» Stored items
--------------------------------

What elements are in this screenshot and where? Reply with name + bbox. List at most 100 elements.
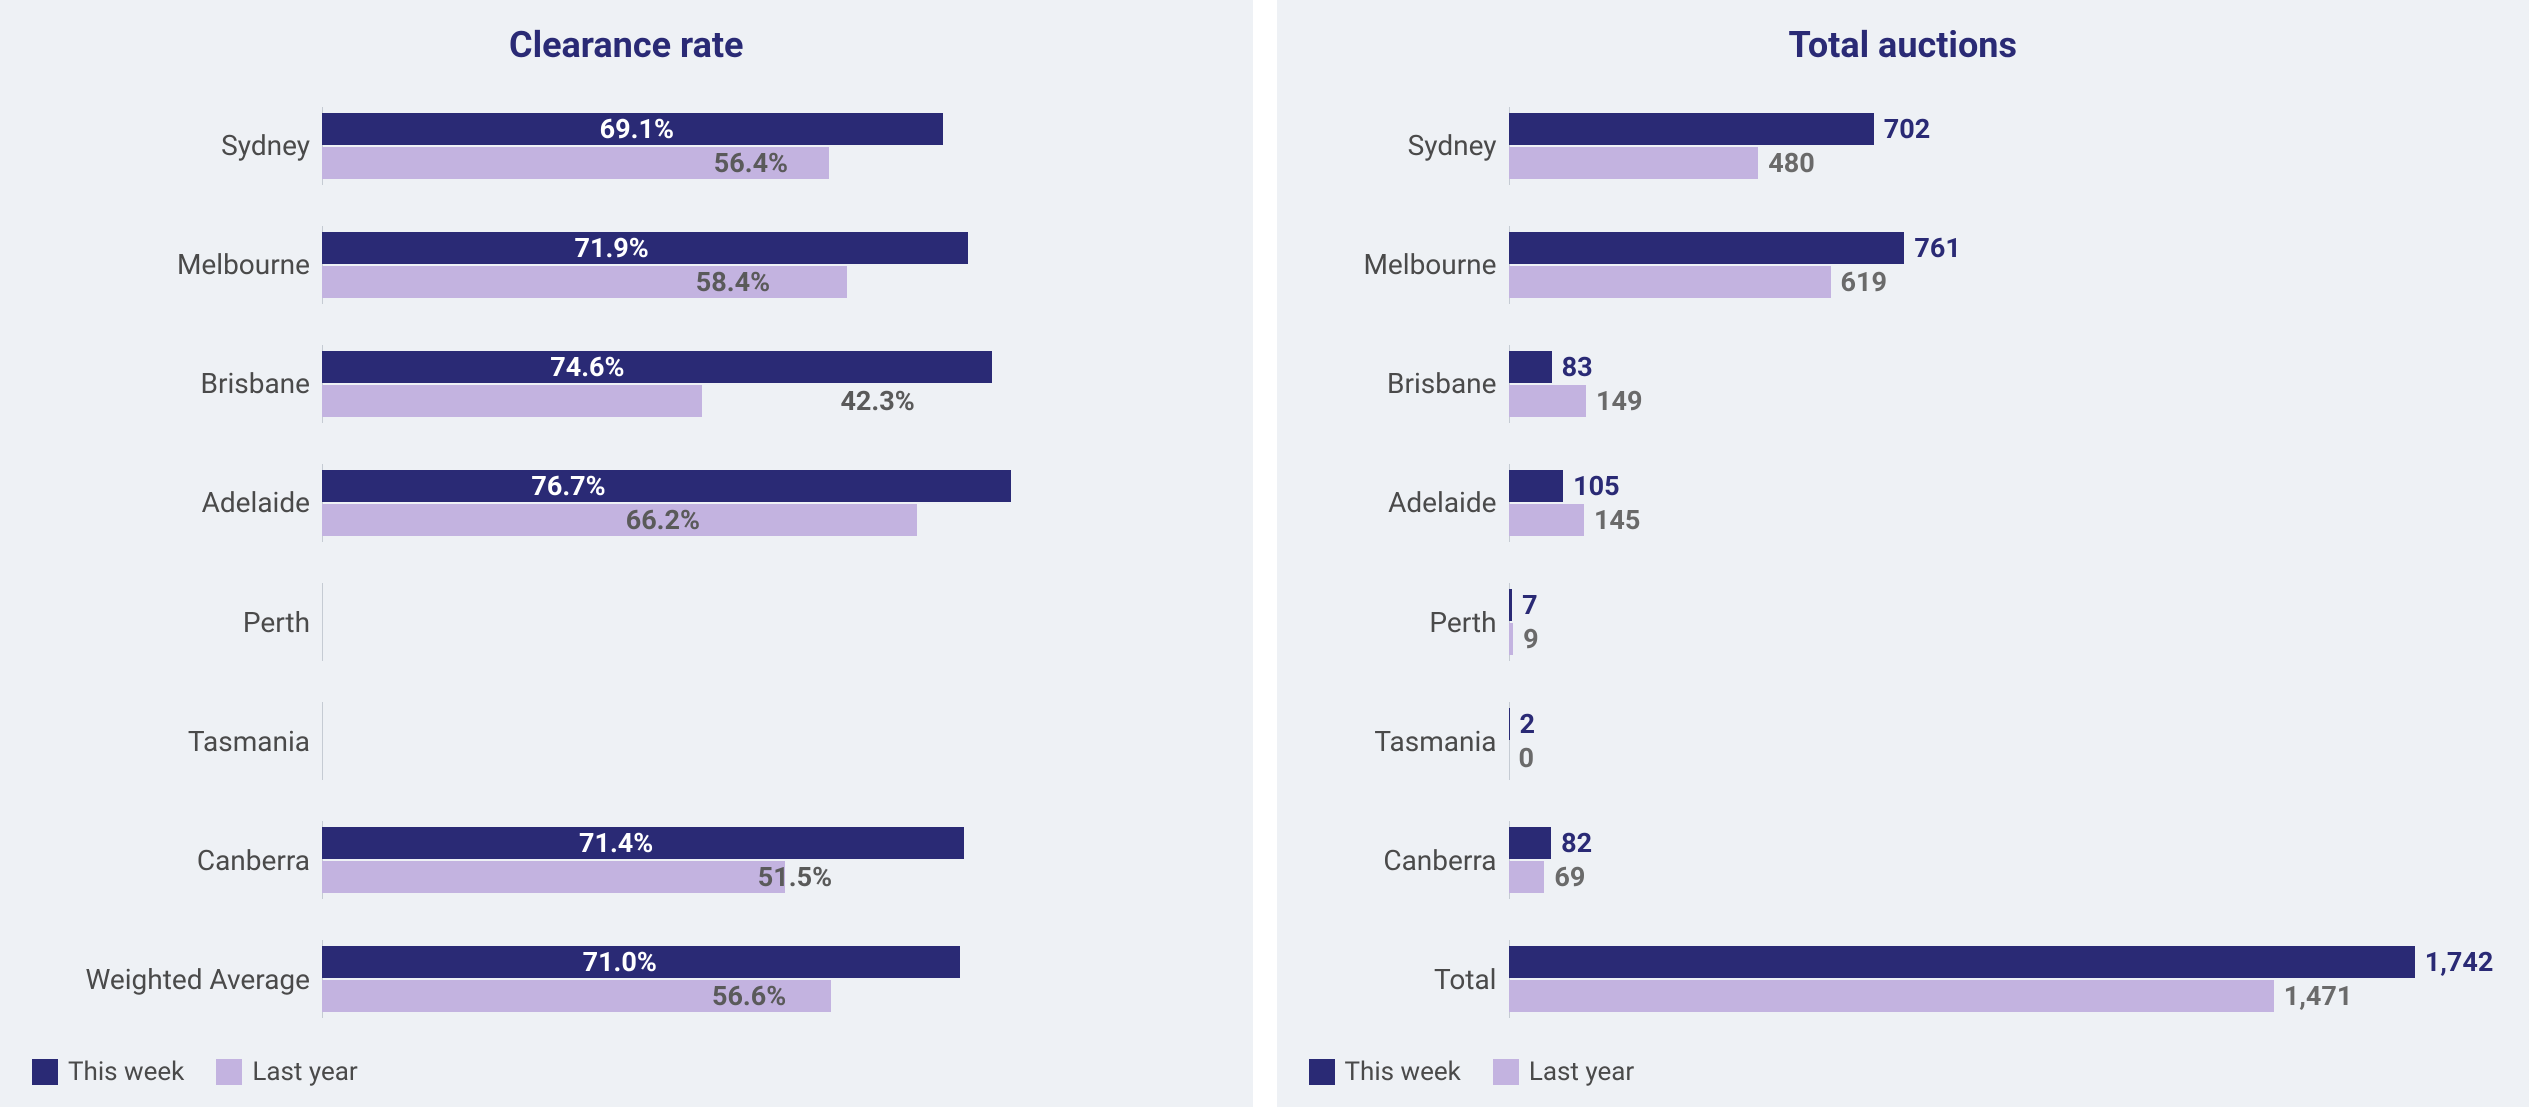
chart-row: Sydney 702 480 xyxy=(1309,113,2498,179)
row-label: Canberra xyxy=(1309,844,1509,877)
bar-group: 71.9%58.4% xyxy=(322,232,1221,298)
bar-value-label: 761 xyxy=(1904,232,1960,264)
row-label: Total xyxy=(1309,963,1509,996)
bar-this_week: 71.9% xyxy=(322,232,1221,264)
chart-row: Tasmania20 xyxy=(1309,708,2498,774)
row-label: Perth xyxy=(1309,606,1509,639)
chart-row: Weighted Average71.0%56.6% xyxy=(32,946,1221,1012)
row-label: Brisbane xyxy=(32,367,322,400)
bar-fill xyxy=(1509,266,1831,298)
chart-row: Canberra8269 xyxy=(1309,827,2498,893)
legend: This weekLast year xyxy=(32,1057,1221,1087)
bar-last_year: 9 xyxy=(1509,623,2498,655)
bar-value-label: 702 xyxy=(1874,113,1930,145)
bar-this_week: 2 xyxy=(1509,708,2498,740)
bar-group: 105145 xyxy=(1509,470,2498,536)
row-label: Tasmania xyxy=(32,725,322,758)
chart-row: Tasmania xyxy=(32,708,1221,774)
bar-fill xyxy=(1509,113,1874,145)
chart-row: Melbourne 761 619 xyxy=(1309,232,2498,298)
bar-this_week: 83 xyxy=(1509,351,2498,383)
bar-value-label: 42.3% xyxy=(840,385,1220,417)
chart-row: Adelaide105145 xyxy=(1309,470,2498,536)
bar-value-label: 71.0% xyxy=(583,946,1221,978)
bar-fill xyxy=(1509,946,2415,978)
bar-value-label: 76.7% xyxy=(531,470,1220,502)
bar-fill xyxy=(1509,504,1584,536)
bar-last_year: 66.2% xyxy=(322,504,1221,536)
legend-swatch xyxy=(216,1059,242,1085)
chart-row: Perth79 xyxy=(1309,589,2498,655)
bar-this_week: 82 xyxy=(1509,827,2498,859)
bar-group: 71.0%56.6% xyxy=(322,946,1221,1012)
bar-value-label: 58.4% xyxy=(696,266,1221,298)
row-label: Canberra xyxy=(32,844,322,877)
row-label: Tasmania xyxy=(1309,725,1509,758)
bar-this_week: 7 xyxy=(1509,589,2498,621)
bar-fill xyxy=(322,385,702,417)
bar-value-label: 7 xyxy=(1512,589,1538,621)
bar-group: 1,7421,471 xyxy=(1509,946,2498,1012)
bar-fill xyxy=(1509,385,1587,417)
chart-row: Canberra71.4%51.5% xyxy=(32,827,1221,893)
bar-this_week: 71.4% xyxy=(322,827,1221,859)
bar-group: 76.7%66.2% xyxy=(322,470,1221,536)
legend-item-last_year: Last year xyxy=(1493,1057,1634,1087)
bar-fill xyxy=(1509,827,1552,859)
bar-fill xyxy=(1509,470,1564,502)
bar-last_year: 480 xyxy=(1509,147,2498,179)
legend-swatch xyxy=(1493,1059,1519,1085)
row-label: Sydney xyxy=(1309,129,1509,162)
bar-fill xyxy=(1509,351,1552,383)
bar-value-label: 619 xyxy=(1831,266,1887,298)
bar-this_week: 761 xyxy=(1509,232,2498,264)
row-label: Weighted Average xyxy=(32,963,322,996)
chart-row: Melbourne71.9%58.4% xyxy=(32,232,1221,298)
row-label: Sydney xyxy=(32,129,322,162)
bar-value-label: 82 xyxy=(1551,827,1592,859)
bar-last_year: 619 xyxy=(1509,266,2498,298)
chart-row: Adelaide76.7%66.2% xyxy=(32,470,1221,536)
bar-value-label: 480 xyxy=(1758,147,1814,179)
bar-this_week: 69.1% xyxy=(322,113,1221,145)
legend-swatch xyxy=(32,1059,58,1085)
bar-group: 83149 xyxy=(1509,351,2498,417)
row-label: Adelaide xyxy=(1309,486,1509,519)
bar-last_year xyxy=(322,623,1221,655)
bar-fill xyxy=(322,861,785,893)
chart-row: Perth xyxy=(32,589,1221,655)
bar-this_week: 702 xyxy=(1509,113,2498,145)
bar-this_week: 76.7% xyxy=(322,470,1221,502)
bar-this_week: 71.0% xyxy=(322,946,1221,978)
chart-area: Sydney702480Melbourne761619Brisbane83149… xyxy=(1309,86,2498,1039)
legend-swatch xyxy=(1309,1059,1335,1085)
bar-group: 702 480 xyxy=(1509,113,2498,179)
chart-area: Sydney69.1%56.4% Melbourne71.9%58.4% Brisb… xyxy=(32,86,1221,1039)
panel-title: Total auctions xyxy=(1309,24,2498,66)
row-label: Melbourne xyxy=(1309,248,1509,281)
bar-value-label: 149 xyxy=(1586,385,1642,417)
bar-group: 761 619 xyxy=(1509,232,2498,298)
legend-label: This week xyxy=(1345,1057,1461,1087)
legend-label: Last year xyxy=(1529,1057,1634,1087)
bar-fill xyxy=(1509,147,1759,179)
panel-title: Clearance rate xyxy=(32,24,1221,66)
chart-row: Brisbane74.6%42.3% xyxy=(32,351,1221,417)
bar-value-label: 74.6% xyxy=(550,351,1220,383)
bar-this_week: 105 xyxy=(1509,470,2498,502)
legend-item-this_week: This week xyxy=(1309,1057,1461,1087)
bar-value-label: 83 xyxy=(1552,351,1593,383)
bar-last_year xyxy=(322,742,1221,774)
bar-fill xyxy=(1509,980,2274,1012)
bar-value-label: 71.4% xyxy=(579,827,1221,859)
bar-group: 74.6%42.3% xyxy=(322,351,1221,417)
panel-clearance: Clearance rate Sydney69.1%56.4% Melbourne7… xyxy=(0,0,1253,1107)
bar-value-label: 56.6% xyxy=(712,980,1221,1012)
bar-value-label: 2 xyxy=(1510,708,1536,740)
bar-value-label: 56.4% xyxy=(714,147,1221,179)
bar-this_week xyxy=(322,589,1221,621)
bar-this_week xyxy=(322,708,1221,740)
bar-last_year: 1,471 xyxy=(1509,980,2498,1012)
bar-value-label: 71.9% xyxy=(574,232,1220,264)
bar-group: 71.4%51.5% xyxy=(322,827,1221,893)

--------------------------------

» STATED PROBLEM
In all the items, rename "row-label" to "category-label" and write every line out again with nothing else changed, leaving the pictures out.

» WRITTEN RESPONSE
What elements are in this screenshot and where? Reply with name + bbox. List at most 100 elements.
chart-row: Sydney 702 480 xyxy=(1309,113,2498,179)
category-label: Canberra xyxy=(1309,844,1509,877)
bar-group: 71.9%58.4% xyxy=(322,232,1221,298)
bar-value-label: 761 xyxy=(1904,232,1960,264)
category-label: Total xyxy=(1309,963,1509,996)
bar-this_week: 71.9% xyxy=(322,232,1221,264)
chart-row: Tasmania20 xyxy=(1309,708,2498,774)
category-label: Perth xyxy=(1309,606,1509,639)
chart-row: Weighted Average71.0%56.6% xyxy=(32,946,1221,1012)
category-label: Brisbane xyxy=(32,367,322,400)
bar-fill xyxy=(1509,266,1831,298)
chart-row: Canberra8269 xyxy=(1309,827,2498,893)
legend: This weekLast year xyxy=(32,1057,1221,1087)
bar-last_year: 9 xyxy=(1509,623,2498,655)
bar-value-label: 702 xyxy=(1874,113,1930,145)
bar-this_week: 2 xyxy=(1509,708,2498,740)
bar-group: 105145 xyxy=(1509,470,2498,536)
category-label: Tasmania xyxy=(32,725,322,758)
chart-row: Tasmania xyxy=(32,708,1221,774)
bar-fill xyxy=(1509,113,1874,145)
chart-row: Melbourne 761 619 xyxy=(1309,232,2498,298)
bar-this_week: 83 xyxy=(1509,351,2498,383)
bar-value-label: 42.3% xyxy=(840,385,1220,417)
chart-row: Adelaide105145 xyxy=(1309,470,2498,536)
bar-value-label: 71.0% xyxy=(583,946,1221,978)
bar-fill xyxy=(1509,946,2415,978)
bar-value-label: 76.7% xyxy=(531,470,1220,502)
bar-fill xyxy=(1509,504,1584,536)
bar-last_year: 66.2% xyxy=(322,504,1221,536)
legend-swatch xyxy=(216,1059,242,1085)
chart-row: Perth79 xyxy=(1309,589,2498,655)
bar-this_week: 82 xyxy=(1509,827,2498,859)
bar-group: 71.0%56.6% xyxy=(322,946,1221,1012)
bar-value-label: 58.4% xyxy=(696,266,1221,298)
category-label: Canberra xyxy=(32,844,322,877)
category-label: Tasmania xyxy=(1309,725,1509,758)
bar-this_week: 7 xyxy=(1509,589,2498,621)
bar-fill xyxy=(322,385,702,417)
bar-value-label: 7 xyxy=(1512,589,1538,621)
bar-group: 1,7421,471 xyxy=(1509,946,2498,1012)
bar-fill xyxy=(1509,385,1587,417)
chart-row: Canberra71.4%51.5% xyxy=(32,827,1221,893)
bar-this_week: 71.4% xyxy=(322,827,1221,859)
bar-group: 76.7%66.2% xyxy=(322,470,1221,536)
legend-item-last_year: Last year xyxy=(1493,1057,1634,1087)
bar-fill xyxy=(1509,827,1552,859)
bar-fill xyxy=(1509,470,1564,502)
bar-last_year: 480 xyxy=(1509,147,2498,179)
legend-swatch xyxy=(1493,1059,1519,1085)
category-label: Sydney xyxy=(1309,129,1509,162)
bar-fill xyxy=(1509,351,1552,383)
bar-value-label: 619 xyxy=(1831,266,1887,298)
bar-this_week: 761 xyxy=(1509,232,2498,264)
category-label: Weighted Average xyxy=(32,963,322,996)
chart-row: Melbourne71.9%58.4% xyxy=(32,232,1221,298)
category-label: Sydney xyxy=(32,129,322,162)
bar-value-label: 82 xyxy=(1551,827,1592,859)
bar-last_year: 619 xyxy=(1509,266,2498,298)
chart-row: Adelaide76.7%66.2% xyxy=(32,470,1221,536)
bar-value-label: 480 xyxy=(1758,147,1814,179)
bar-this_week: 69.1% xyxy=(322,113,1221,145)
legend-swatch xyxy=(32,1059,58,1085)
bar-group: 83149 xyxy=(1509,351,2498,417)
category-label: Adelaide xyxy=(1309,486,1509,519)
bar-last_year xyxy=(322,623,1221,655)
bar-fill xyxy=(322,861,785,893)
chart-row: Perth xyxy=(32,589,1221,655)
bar-this_week: 702 xyxy=(1509,113,2498,145)
bar-this_week: 76.7% xyxy=(322,470,1221,502)
bar-this_week: 71.0% xyxy=(322,946,1221,978)
chart-area: Sydney702480Melbourne761619Brisbane83149… xyxy=(1309,86,2498,1039)
legend-swatch xyxy=(1309,1059,1335,1085)
bar-group: 702 480 xyxy=(1509,113,2498,179)
chart-area: Sydney69.1%56.4% Melbourne71.9%58.4% Brisb… xyxy=(32,86,1221,1039)
panel-title: Total auctions xyxy=(1309,24,2498,66)
category-label: Melbourne xyxy=(1309,248,1509,281)
bar-value-label: 149 xyxy=(1586,385,1642,417)
bar-group: 761 619 xyxy=(1509,232,2498,298)
legend-label: This week xyxy=(1345,1057,1461,1087)
legend-label: Last year xyxy=(1529,1057,1634,1087)
bar-fill xyxy=(1509,147,1759,179)
panel-title: Clearance rate xyxy=(32,24,1221,66)
chart-row: Brisbane74.6%42.3% xyxy=(32,351,1221,417)
bar-value-label: 74.6% xyxy=(550,351,1220,383)
bar-this_week: 105 xyxy=(1509,470,2498,502)
legend-item-this_week: This week xyxy=(1309,1057,1461,1087)
bar-value-label: 83 xyxy=(1552,351,1593,383)
bar-last_year xyxy=(322,742,1221,774)
bar-fill xyxy=(1509,980,2274,1012)
bar-value-label: 71.4% xyxy=(579,827,1221,859)
bar-group: 74.6%42.3% xyxy=(322,351,1221,417)
panel-clearance: Clearance rate Sydney69.1%56.4% Melbourne7… xyxy=(0,0,1253,1107)
bar-value-label: 56.6% xyxy=(712,980,1221,1012)
bar-value-label: 2 xyxy=(1510,708,1536,740)
bar-value-label: 56.4% xyxy=(714,147,1221,179)
bar-this_week xyxy=(322,589,1221,621)
bar-this_week xyxy=(322,708,1221,740)
bar-last_year: 1,471 xyxy=(1509,980,2498,1012)
bar-value-label: 71.9% xyxy=(574,232,1220,264)
bar-group: 71.4%51.5% xyxy=(322,827,1221,893)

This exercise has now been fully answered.